EXERCISE DESCRIPTION — Go through the material below and copy all lines with "kworker".

TASK INPUT —
■ ■ ■ ■

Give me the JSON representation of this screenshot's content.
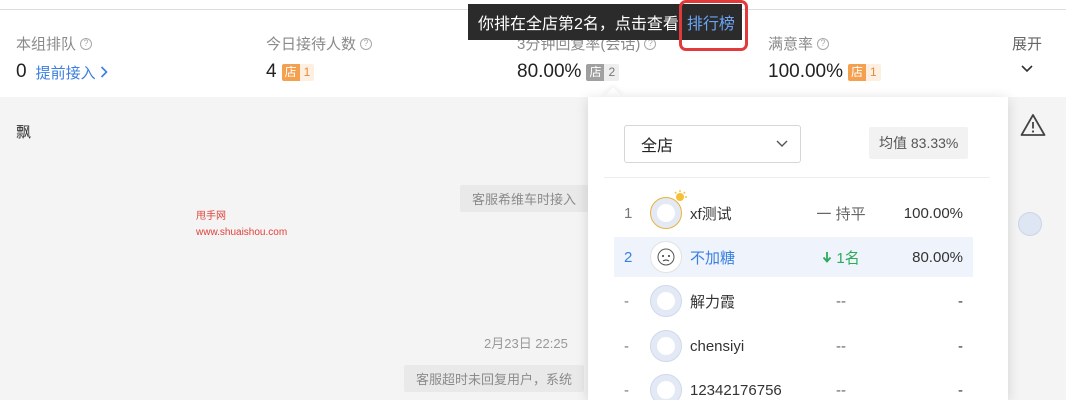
{
  "stats": [
    {
      "label": "本组排队",
      "value": "0",
      "link": "提前接入"
    },
    {
      "label": "今日接待人数",
      "value": "4",
      "badge": "店",
      "badge_num": "1"
    },
    {
      "label": "3分钟回复率(会话)",
      "value": "80.00%",
      "badge": "店",
      "badge_num": "2"
    },
    {
      "label": "满意率",
      "value": "100.00%",
      "badge": "店",
      "badge_num": "1"
    }
  ],
  "expand_label": "展开",
  "tooltip": {
    "text": "你排在全店第2名，点击查看",
    "link": "排行榜"
  },
  "chat": {
    "user_name": "飘",
    "system_msg_1": "客服希维车时接入",
    "watermark_line1": "甩手网",
    "watermark_line2": "www.shuaishou.com",
    "date": "2月23日 22:25",
    "system_msg_2": "客服超时未回复用户，系统"
  },
  "ranking": {
    "scope": "全店",
    "avg_label": "均值 83.33%",
    "rows": [
      {
        "index": "1",
        "name": "xf测试",
        "trend": "一 持平",
        "trend_type": "flat",
        "rate": "100.00%"
      },
      {
        "index": "2",
        "name": "不加糖",
        "trend": "1名",
        "trend_type": "up",
        "rate": "80.00%"
      },
      {
        "index": "-",
        "name": "解力霞",
        "trend": "--",
        "trend_type": "none",
        "rate": "-"
      },
      {
        "index": "-",
        "name": "chensiyi",
        "trend": "--",
        "trend_type": "none",
        "rate": "-"
      },
      {
        "index": "-",
        "name": "12342176756",
        "trend": "--",
        "trend_type": "none",
        "rate": "-"
      }
    ]
  },
  "colors": {
    "accent": "#3b7fe0",
    "badge": "#f5a04f",
    "up": "#2bab58",
    "highlight": "#e2393a"
  }
}
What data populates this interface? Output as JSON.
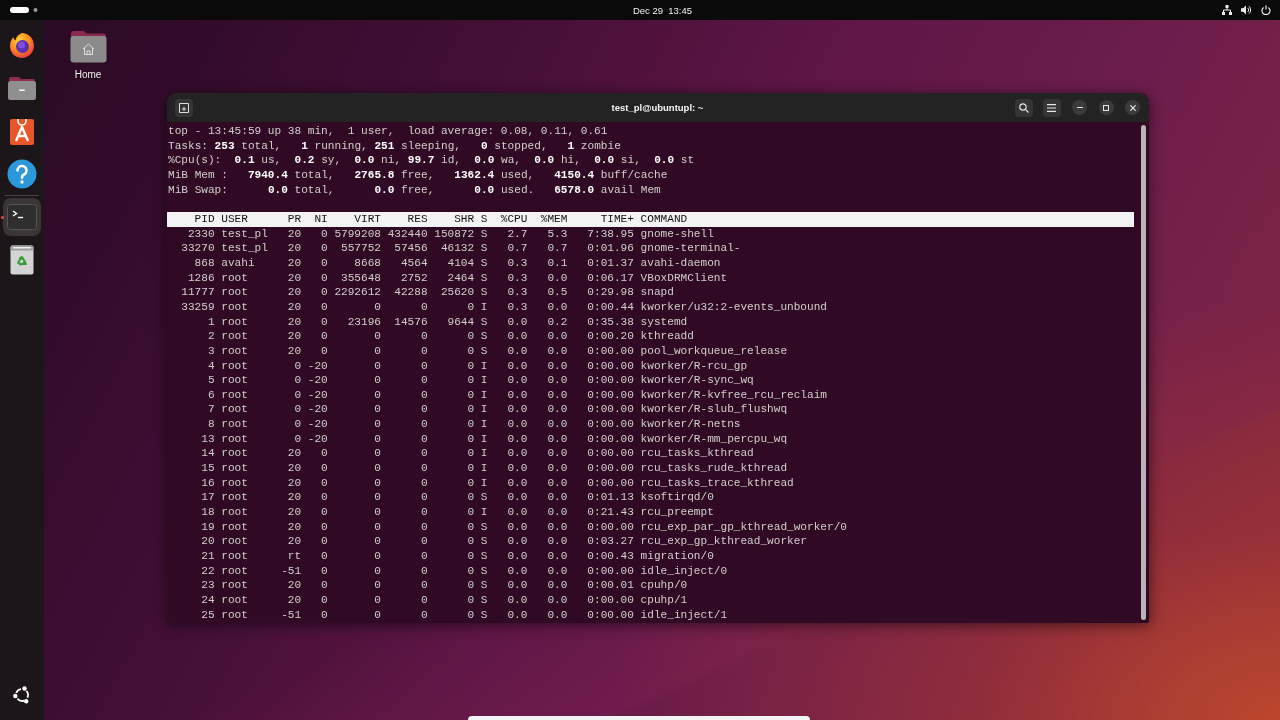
{
  "top_bar": {
    "clock": "Dec 29  13:45"
  },
  "dock": {
    "pinned": [
      {
        "kind": "browser",
        "running": false
      },
      {
        "kind": "files",
        "running": false
      },
      {
        "kind": "app-store",
        "running": false
      },
      {
        "kind": "help",
        "running": false
      }
    ],
    "other": [
      {
        "kind": "terminal",
        "running": true
      },
      {
        "kind": "trash",
        "running": false
      }
    ]
  },
  "desktop": {
    "icons": [
      {
        "label": "Home"
      }
    ]
  },
  "window": {
    "title": "test_pl@ubuntupl: ~",
    "summary": [
      "top - 13:45:59 up 38 min,  1 user,  load average: 0.08, 0.11, 0.61",
      "Tasks: **253** total,   **1** running, **251** sleeping,   **0** stopped,   **1** zombie",
      "%Cpu(s):  **0.1** us,  **0.2** sy,  **0.0** ni, **99.7** id,  **0.0** wa,  **0.0** hi,  **0.0** si,  **0.0** st",
      "MiB Mem :   **7940.4** total,   **2765.8** free,   **1362.4** used,   **4150.4** buff/cache",
      "MiB Swap:      **0.0** total,      **0.0** free,      **0.0** used.   **6578.0** avail Mem"
    ],
    "table": {
      "columns": [
        "PID",
        "USER",
        "PR",
        "NI",
        "VIRT",
        "RES",
        "SHR",
        "S",
        "%CPU",
        "%MEM",
        "TIME+",
        "COMMAND"
      ],
      "rows": [
        [
          "2330",
          "test_pl",
          "20",
          "0",
          "5799208",
          "432440",
          "150872",
          "S",
          "2.7",
          "5.3",
          "7:38.95",
          "gnome-shell"
        ],
        [
          "33270",
          "test_pl",
          "20",
          "0",
          "557752",
          "57456",
          "46132",
          "S",
          "0.7",
          "0.7",
          "0:01.96",
          "gnome-terminal-"
        ],
        [
          "868",
          "avahi",
          "20",
          "0",
          "8668",
          "4564",
          "4104",
          "S",
          "0.3",
          "0.1",
          "0:01.37",
          "avahi-daemon"
        ],
        [
          "1286",
          "root",
          "20",
          "0",
          "355648",
          "2752",
          "2464",
          "S",
          "0.3",
          "0.0",
          "0:06.17",
          "VBoxDRMClient"
        ],
        [
          "11777",
          "root",
          "20",
          "0",
          "2292612",
          "42288",
          "25620",
          "S",
          "0.3",
          "0.5",
          "0:29.98",
          "snapd"
        ],
        [
          "33259",
          "root",
          "20",
          "0",
          "0",
          "0",
          "0",
          "I",
          "0.3",
          "0.0",
          "0:00.44",
          "kworker/u32:2-events_unbound"
        ],
        [
          "1",
          "root",
          "20",
          "0",
          "23196",
          "14576",
          "9644",
          "S",
          "0.0",
          "0.2",
          "0:35.38",
          "systemd"
        ],
        [
          "2",
          "root",
          "20",
          "0",
          "0",
          "0",
          "0",
          "S",
          "0.0",
          "0.0",
          "0:00.20",
          "kthreadd"
        ],
        [
          "3",
          "root",
          "20",
          "0",
          "0",
          "0",
          "0",
          "S",
          "0.0",
          "0.0",
          "0:00.00",
          "pool_workqueue_release"
        ],
        [
          "4",
          "root",
          "0",
          "-20",
          "0",
          "0",
          "0",
          "I",
          "0.0",
          "0.0",
          "0:00.00",
          "kworker/R-rcu_gp"
        ],
        [
          "5",
          "root",
          "0",
          "-20",
          "0",
          "0",
          "0",
          "I",
          "0.0",
          "0.0",
          "0:00.00",
          "kworker/R-sync_wq"
        ],
        [
          "6",
          "root",
          "0",
          "-20",
          "0",
          "0",
          "0",
          "I",
          "0.0",
          "0.0",
          "0:00.00",
          "kworker/R-kvfree_rcu_reclaim"
        ],
        [
          "7",
          "root",
          "0",
          "-20",
          "0",
          "0",
          "0",
          "I",
          "0.0",
          "0.0",
          "0:00.00",
          "kworker/R-slub_flushwq"
        ],
        [
          "8",
          "root",
          "0",
          "-20",
          "0",
          "0",
          "0",
          "I",
          "0.0",
          "0.0",
          "0:00.00",
          "kworker/R-netns"
        ],
        [
          "13",
          "root",
          "0",
          "-20",
          "0",
          "0",
          "0",
          "I",
          "0.0",
          "0.0",
          "0:00.00",
          "kworker/R-mm_percpu_wq"
        ],
        [
          "14",
          "root",
          "20",
          "0",
          "0",
          "0",
          "0",
          "I",
          "0.0",
          "0.0",
          "0:00.00",
          "rcu_tasks_kthread"
        ],
        [
          "15",
          "root",
          "20",
          "0",
          "0",
          "0",
          "0",
          "I",
          "0.0",
          "0.0",
          "0:00.00",
          "rcu_tasks_rude_kthread"
        ],
        [
          "16",
          "root",
          "20",
          "0",
          "0",
          "0",
          "0",
          "I",
          "0.0",
          "0.0",
          "0:00.00",
          "rcu_tasks_trace_kthread"
        ],
        [
          "17",
          "root",
          "20",
          "0",
          "0",
          "0",
          "0",
          "S",
          "0.0",
          "0.0",
          "0:01.13",
          "ksoftirqd/0"
        ],
        [
          "18",
          "root",
          "20",
          "0",
          "0",
          "0",
          "0",
          "I",
          "0.0",
          "0.0",
          "0:21.43",
          "rcu_preempt"
        ],
        [
          "19",
          "root",
          "20",
          "0",
          "0",
          "0",
          "0",
          "S",
          "0.0",
          "0.0",
          "0:00.00",
          "rcu_exp_par_gp_kthread_worker/0"
        ],
        [
          "20",
          "root",
          "20",
          "0",
          "0",
          "0",
          "0",
          "S",
          "0.0",
          "0.0",
          "0:03.27",
          "rcu_exp_gp_kthread_worker"
        ],
        [
          "21",
          "root",
          "rt",
          "0",
          "0",
          "0",
          "0",
          "S",
          "0.0",
          "0.0",
          "0:00.43",
          "migration/0"
        ],
        [
          "22",
          "root",
          "-51",
          "0",
          "0",
          "0",
          "0",
          "S",
          "0.0",
          "0.0",
          "0:00.00",
          "idle_inject/0"
        ],
        [
          "23",
          "root",
          "20",
          "0",
          "0",
          "0",
          "0",
          "S",
          "0.0",
          "0.0",
          "0:00.01",
          "cpuhp/0"
        ],
        [
          "24",
          "root",
          "20",
          "0",
          "0",
          "0",
          "0",
          "S",
          "0.0",
          "0.0",
          "0:00.00",
          "cpuhp/1"
        ],
        [
          "25",
          "root",
          "-51",
          "0",
          "0",
          "0",
          "0",
          "S",
          "0.0",
          "0.0",
          "0:00.00",
          "idle_inject/1"
        ]
      ]
    }
  }
}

■ ■ ■ ■

WORKED ANSWER —
          "kworker/u32:2-events_unbound"
          "kworker/R-rcu_gp"
          "kworker/R-sync_wq"
          "kworker/R-kvfree_rcu_reclaim"
          "kworker/R-slub_flushwq"
          "kworker/R-netns"
          "kworker/R-mm_percpu_wq"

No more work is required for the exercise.